---------- Data shown

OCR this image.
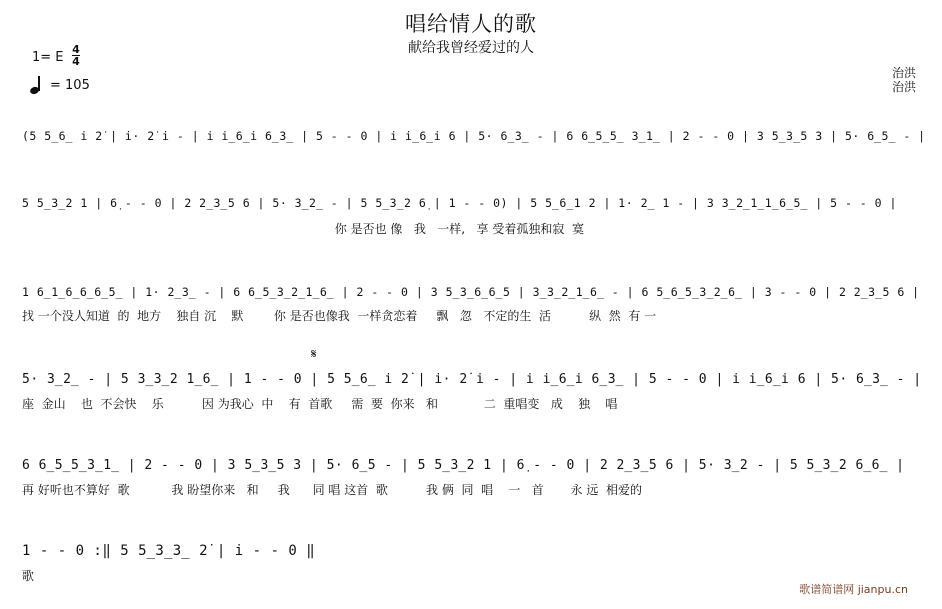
唱给情人的歌
献给我曾经爱过的人
1= E
4
4
= 105
治洪
治洪
(5 5̲6̲ i 2̇ | i· 2̇ i - | i i̲6̲i 6̲3̲ | 5 - - 0 | i i̲6̲i 6 | 5· 6̲3̲ - | 6 6̲5̲5̲ 3̲1̲ | 2 - - 0 | 3 5̲3̲5 3 | 5· 6̲5̲ - |
5 5̲3̲2 1 | 6̣ - - 0 | 2 2̲3̲5 6 | 5· 3̲2̲ - | 5 5̲3̲2 6̣ | 1 - - 0) | 5 5̲6̲1 2 | 1· 2̲ 1 - | 3 3̲2̲1̲1̲6̲5̲ | 5 - - 0 |
你 是否也 像   我   一样,   享 受着孤独和寂  寞
1 6̲1̲6̲6̲6̲5̲ | 1· 2̲3̲ - | 6 6̲5̲3̲2̲1̲6̲ | 2 - - 0 | 3 5̲3̲6̲6̲5 | 3̲3̲2̲1̲6̲ - | 6 5̲6̲5̲3̲2̲6̲ | 3 - - 0 | 2 2̲3̲5 6 |
找 一个没人知道  的  地方    独自 沉    默        你 是否也像我  一样贪恋着     飘   忽   不定的生  活          纵  然  有 一
𝄋
5· 3̲2̲ - | 5 3̲3̲2 1̲6̲ | 1 - - 0 | 5 5̲6̲ i 2̇ | i· 2̇ i - | i i̲6̲i 6̲3̲ | 5 - - 0 | i i̲6̲i 6 | 5· 6̲3̲ - |
座  金山    也  不会快    乐          因 为我心  中    有  首歌     需  要  你来   和            二  重唱变   成    独    唱
6 6̲5̲5̲3̲1̲ | 2 - - 0 | 3 5̲3̲5 3 | 5· 6̲5 - | 5 5̲3̲2 1 | 6̣ - - 0 | 2 2̲3̲5 6 | 5· 3̲2 - | 5 5̲3̲2 6̲6̲ |
再 好听也不算好  歌           我 盼望你来   和     我      同 唱 这首  歌          我 俩  同  唱    一   首       永 远  相爱的
1 - - 0 :‖ 5 5̲3̲3̲ 2̇ | i - - 0 ‖
歌
歌谱简谱网 jianpu.cn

--------------------

▶ **What you have to do**: Give back every line exactly as it stands, pictures excluded.

▶ **Answer to this task**:
OCR this image.
唱给情人的歌
献给我曾经爱过的人
1= E
4
4
= 105
治洪
治洪
(5 5̲6̲ i 2̇ | i· 2̇ i - | i i̲6̲i 6̲3̲ | 5 - - 0 | i i̲6̲i 6 | 5· 6̲3̲ - | 6 6̲5̲5̲ 3̲1̲ | 2 - - 0 | 3 5̲3̲5 3 | 5· 6̲5̲ - |
5 5̲3̲2 1 | 6̣ - - 0 | 2 2̲3̲5 6 | 5· 3̲2̲ - | 5 5̲3̲2 6̣ | 1 - - 0) | 5 5̲6̲1 2 | 1· 2̲ 1 - | 3 3̲2̲1̲1̲6̲5̲ | 5 - - 0 |
你 是否也 像   我   一样,   享 受着孤独和寂  寞
1 6̲1̲6̲6̲6̲5̲ | 1· 2̲3̲ - | 6 6̲5̲3̲2̲1̲6̲ | 2 - - 0 | 3 5̲3̲6̲6̲5 | 3̲3̲2̲1̲6̲ - | 6 5̲6̲5̲3̲2̲6̲ | 3 - - 0 | 2 2̲3̲5 6 |
找 一个没人知道  的  地方    独自 沉    默        你 是否也像我  一样贪恋着     飘   忽   不定的生  活          纵  然  有 一
𝄋
5· 3̲2̲ - | 5 3̲3̲2 1̲6̲ | 1 - - 0 | 5 5̲6̲ i 2̇ | i· 2̇ i - | i i̲6̲i 6̲3̲ | 5 - - 0 | i i̲6̲i 6 | 5· 6̲3̲ - |
座  金山    也  不会快    乐          因 为我心  中    有  首歌     需  要  你来   和            二  重唱变   成    独    唱
6 6̲5̲5̲3̲1̲ | 2 - - 0 | 3 5̲3̲5 3 | 5· 6̲5 - | 5 5̲3̲2 1 | 6̣ - - 0 | 2 2̲3̲5 6 | 5· 3̲2 - | 5 5̲3̲2 6̲6̲ |
再 好听也不算好  歌           我 盼望你来   和     我      同 唱 这首  歌          我 俩  同  唱    一   首       永 远  相爱的
1 - - 0 :‖ 5 5̲3̲3̲ 2̇ | i - - 0 ‖
歌
歌谱简谱网 jianpu.cn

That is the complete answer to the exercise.